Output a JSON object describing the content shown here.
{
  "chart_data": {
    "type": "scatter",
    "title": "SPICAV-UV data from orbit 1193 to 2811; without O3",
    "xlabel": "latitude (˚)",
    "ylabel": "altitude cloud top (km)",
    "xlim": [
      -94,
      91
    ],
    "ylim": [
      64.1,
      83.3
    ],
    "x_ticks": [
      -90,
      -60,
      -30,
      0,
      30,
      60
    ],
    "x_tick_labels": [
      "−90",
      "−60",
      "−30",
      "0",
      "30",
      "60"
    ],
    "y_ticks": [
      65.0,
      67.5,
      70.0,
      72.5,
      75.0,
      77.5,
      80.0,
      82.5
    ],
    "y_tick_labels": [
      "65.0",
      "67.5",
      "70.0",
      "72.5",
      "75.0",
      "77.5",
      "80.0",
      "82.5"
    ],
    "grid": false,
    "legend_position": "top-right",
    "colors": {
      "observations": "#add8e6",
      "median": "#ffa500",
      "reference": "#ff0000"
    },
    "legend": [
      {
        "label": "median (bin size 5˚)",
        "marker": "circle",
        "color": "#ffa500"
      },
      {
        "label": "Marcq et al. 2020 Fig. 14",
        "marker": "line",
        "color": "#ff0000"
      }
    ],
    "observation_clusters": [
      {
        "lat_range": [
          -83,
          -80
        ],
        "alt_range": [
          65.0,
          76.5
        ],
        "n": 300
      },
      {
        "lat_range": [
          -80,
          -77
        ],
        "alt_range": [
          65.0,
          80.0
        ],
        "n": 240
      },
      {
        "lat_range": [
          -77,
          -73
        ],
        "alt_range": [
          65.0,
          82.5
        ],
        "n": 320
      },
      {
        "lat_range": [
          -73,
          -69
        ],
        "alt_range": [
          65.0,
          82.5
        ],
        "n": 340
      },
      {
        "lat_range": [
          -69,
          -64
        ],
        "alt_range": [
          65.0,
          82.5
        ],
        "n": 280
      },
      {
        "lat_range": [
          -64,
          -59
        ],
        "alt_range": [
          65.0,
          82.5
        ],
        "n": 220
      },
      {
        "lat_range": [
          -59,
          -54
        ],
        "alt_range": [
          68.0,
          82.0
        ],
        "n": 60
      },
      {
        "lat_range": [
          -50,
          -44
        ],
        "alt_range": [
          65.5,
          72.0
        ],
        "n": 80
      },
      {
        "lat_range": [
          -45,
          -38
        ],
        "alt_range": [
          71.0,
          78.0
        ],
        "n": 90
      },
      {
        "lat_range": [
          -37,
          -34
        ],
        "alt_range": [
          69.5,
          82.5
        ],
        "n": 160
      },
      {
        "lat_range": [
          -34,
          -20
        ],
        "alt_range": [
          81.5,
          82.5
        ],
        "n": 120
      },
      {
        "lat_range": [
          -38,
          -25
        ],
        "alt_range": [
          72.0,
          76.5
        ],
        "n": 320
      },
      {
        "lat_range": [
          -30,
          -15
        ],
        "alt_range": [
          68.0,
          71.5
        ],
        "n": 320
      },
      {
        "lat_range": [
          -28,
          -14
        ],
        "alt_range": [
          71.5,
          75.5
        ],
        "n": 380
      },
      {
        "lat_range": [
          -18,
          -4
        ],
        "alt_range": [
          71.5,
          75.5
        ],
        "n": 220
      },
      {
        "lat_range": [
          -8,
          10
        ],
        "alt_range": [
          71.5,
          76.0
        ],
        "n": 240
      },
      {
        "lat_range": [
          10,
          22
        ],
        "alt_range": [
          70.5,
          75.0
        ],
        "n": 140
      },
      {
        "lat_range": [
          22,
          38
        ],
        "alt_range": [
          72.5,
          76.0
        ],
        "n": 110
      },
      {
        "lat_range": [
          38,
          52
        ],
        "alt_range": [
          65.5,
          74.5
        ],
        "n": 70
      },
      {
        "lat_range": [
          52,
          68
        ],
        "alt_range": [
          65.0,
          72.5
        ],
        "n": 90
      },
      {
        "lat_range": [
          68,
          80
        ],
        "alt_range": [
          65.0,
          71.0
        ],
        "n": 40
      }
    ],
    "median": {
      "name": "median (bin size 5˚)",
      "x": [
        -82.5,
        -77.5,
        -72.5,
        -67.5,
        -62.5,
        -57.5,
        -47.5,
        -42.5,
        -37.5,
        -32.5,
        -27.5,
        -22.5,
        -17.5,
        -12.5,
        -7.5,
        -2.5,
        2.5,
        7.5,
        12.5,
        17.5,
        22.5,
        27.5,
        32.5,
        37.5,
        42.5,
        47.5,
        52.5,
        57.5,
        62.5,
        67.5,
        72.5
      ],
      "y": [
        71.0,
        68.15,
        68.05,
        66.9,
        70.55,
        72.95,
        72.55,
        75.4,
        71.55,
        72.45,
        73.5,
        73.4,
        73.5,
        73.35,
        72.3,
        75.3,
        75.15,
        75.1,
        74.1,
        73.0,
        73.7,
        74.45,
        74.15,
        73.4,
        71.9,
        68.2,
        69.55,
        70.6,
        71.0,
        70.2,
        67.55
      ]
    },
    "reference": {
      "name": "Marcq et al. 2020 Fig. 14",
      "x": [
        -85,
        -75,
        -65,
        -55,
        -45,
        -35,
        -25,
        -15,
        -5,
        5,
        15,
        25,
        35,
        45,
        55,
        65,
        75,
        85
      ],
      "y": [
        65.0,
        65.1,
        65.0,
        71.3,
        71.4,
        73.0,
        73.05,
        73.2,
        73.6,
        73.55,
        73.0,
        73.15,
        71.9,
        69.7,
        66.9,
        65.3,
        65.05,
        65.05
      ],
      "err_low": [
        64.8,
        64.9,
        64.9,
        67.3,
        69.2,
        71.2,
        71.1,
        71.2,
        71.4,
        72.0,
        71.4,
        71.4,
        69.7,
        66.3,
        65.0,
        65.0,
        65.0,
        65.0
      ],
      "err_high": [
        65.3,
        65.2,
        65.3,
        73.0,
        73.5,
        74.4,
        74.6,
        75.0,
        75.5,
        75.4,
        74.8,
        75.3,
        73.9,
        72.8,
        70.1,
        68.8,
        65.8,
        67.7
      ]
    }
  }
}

▸ **Aim of the exercise**
Output an exact copy of each record.

▸ **Result**
Output a JSON object describing the content shown here.
{
  "chart_data": {
    "type": "scatter",
    "title": "SPICAV-UV data from orbit 1193 to 2811; without O3",
    "xlabel": "latitude (˚)",
    "ylabel": "altitude cloud top (km)",
    "xlim": [
      -94,
      91
    ],
    "ylim": [
      64.1,
      83.3
    ],
    "x_ticks": [
      -90,
      -60,
      -30,
      0,
      30,
      60
    ],
    "x_tick_labels": [
      "−90",
      "−60",
      "−30",
      "0",
      "30",
      "60"
    ],
    "y_ticks": [
      65.0,
      67.5,
      70.0,
      72.5,
      75.0,
      77.5,
      80.0,
      82.5
    ],
    "y_tick_labels": [
      "65.0",
      "67.5",
      "70.0",
      "72.5",
      "75.0",
      "77.5",
      "80.0",
      "82.5"
    ],
    "grid": false,
    "legend_position": "top-right",
    "colors": {
      "observations": "#add8e6",
      "median": "#ffa500",
      "reference": "#ff0000"
    },
    "legend": [
      {
        "label": "median (bin size 5˚)",
        "marker": "circle",
        "color": "#ffa500"
      },
      {
        "label": "Marcq et al. 2020 Fig. 14",
        "marker": "line",
        "color": "#ff0000"
      }
    ],
    "observation_clusters": [
      {
        "lat_range": [
          -83,
          -80
        ],
        "alt_range": [
          65.0,
          76.5
        ],
        "n": 300
      },
      {
        "lat_range": [
          -80,
          -77
        ],
        "alt_range": [
          65.0,
          80.0
        ],
        "n": 240
      },
      {
        "lat_range": [
          -77,
          -73
        ],
        "alt_range": [
          65.0,
          82.5
        ],
        "n": 320
      },
      {
        "lat_range": [
          -73,
          -69
        ],
        "alt_range": [
          65.0,
          82.5
        ],
        "n": 340
      },
      {
        "lat_range": [
          -69,
          -64
        ],
        "alt_range": [
          65.0,
          82.5
        ],
        "n": 280
      },
      {
        "lat_range": [
          -64,
          -59
        ],
        "alt_range": [
          65.0,
          82.5
        ],
        "n": 220
      },
      {
        "lat_range": [
          -59,
          -54
        ],
        "alt_range": [
          68.0,
          82.0
        ],
        "n": 60
      },
      {
        "lat_range": [
          -50,
          -44
        ],
        "alt_range": [
          65.5,
          72.0
        ],
        "n": 80
      },
      {
        "lat_range": [
          -45,
          -38
        ],
        "alt_range": [
          71.0,
          78.0
        ],
        "n": 90
      },
      {
        "lat_range": [
          -37,
          -34
        ],
        "alt_range": [
          69.5,
          82.5
        ],
        "n": 160
      },
      {
        "lat_range": [
          -34,
          -20
        ],
        "alt_range": [
          81.5,
          82.5
        ],
        "n": 120
      },
      {
        "lat_range": [
          -38,
          -25
        ],
        "alt_range": [
          72.0,
          76.5
        ],
        "n": 320
      },
      {
        "lat_range": [
          -30,
          -15
        ],
        "alt_range": [
          68.0,
          71.5
        ],
        "n": 320
      },
      {
        "lat_range": [
          -28,
          -14
        ],
        "alt_range": [
          71.5,
          75.5
        ],
        "n": 380
      },
      {
        "lat_range": [
          -18,
          -4
        ],
        "alt_range": [
          71.5,
          75.5
        ],
        "n": 220
      },
      {
        "lat_range": [
          -8,
          10
        ],
        "alt_range": [
          71.5,
          76.0
        ],
        "n": 240
      },
      {
        "lat_range": [
          10,
          22
        ],
        "alt_range": [
          70.5,
          75.0
        ],
        "n": 140
      },
      {
        "lat_range": [
          22,
          38
        ],
        "alt_range": [
          72.5,
          76.0
        ],
        "n": 110
      },
      {
        "lat_range": [
          38,
          52
        ],
        "alt_range": [
          65.5,
          74.5
        ],
        "n": 70
      },
      {
        "lat_range": [
          52,
          68
        ],
        "alt_range": [
          65.0,
          72.5
        ],
        "n": 90
      },
      {
        "lat_range": [
          68,
          80
        ],
        "alt_range": [
          65.0,
          71.0
        ],
        "n": 40
      }
    ],
    "median": {
      "name": "median (bin size 5˚)",
      "x": [
        -82.5,
        -77.5,
        -72.5,
        -67.5,
        -62.5,
        -57.5,
        -47.5,
        -42.5,
        -37.5,
        -32.5,
        -27.5,
        -22.5,
        -17.5,
        -12.5,
        -7.5,
        -2.5,
        2.5,
        7.5,
        12.5,
        17.5,
        22.5,
        27.5,
        32.5,
        37.5,
        42.5,
        47.5,
        52.5,
        57.5,
        62.5,
        67.5,
        72.5
      ],
      "y": [
        71.0,
        68.15,
        68.05,
        66.9,
        70.55,
        72.95,
        72.55,
        75.4,
        71.55,
        72.45,
        73.5,
        73.4,
        73.5,
        73.35,
        72.3,
        75.3,
        75.15,
        75.1,
        74.1,
        73.0,
        73.7,
        74.45,
        74.15,
        73.4,
        71.9,
        68.2,
        69.55,
        70.6,
        71.0,
        70.2,
        67.55
      ]
    },
    "reference": {
      "name": "Marcq et al. 2020 Fig. 14",
      "x": [
        -85,
        -75,
        -65,
        -55,
        -45,
        -35,
        -25,
        -15,
        -5,
        5,
        15,
        25,
        35,
        45,
        55,
        65,
        75,
        85
      ],
      "y": [
        65.0,
        65.1,
        65.0,
        71.3,
        71.4,
        73.0,
        73.05,
        73.2,
        73.6,
        73.55,
        73.0,
        73.15,
        71.9,
        69.7,
        66.9,
        65.3,
        65.05,
        65.05
      ],
      "err_low": [
        64.8,
        64.9,
        64.9,
        67.3,
        69.2,
        71.2,
        71.1,
        71.2,
        71.4,
        72.0,
        71.4,
        71.4,
        69.7,
        66.3,
        65.0,
        65.0,
        65.0,
        65.0
      ],
      "err_high": [
        65.3,
        65.2,
        65.3,
        73.0,
        73.5,
        74.4,
        74.6,
        75.0,
        75.5,
        75.4,
        74.8,
        75.3,
        73.9,
        72.8,
        70.1,
        68.8,
        65.8,
        67.7
      ]
    }
  }
}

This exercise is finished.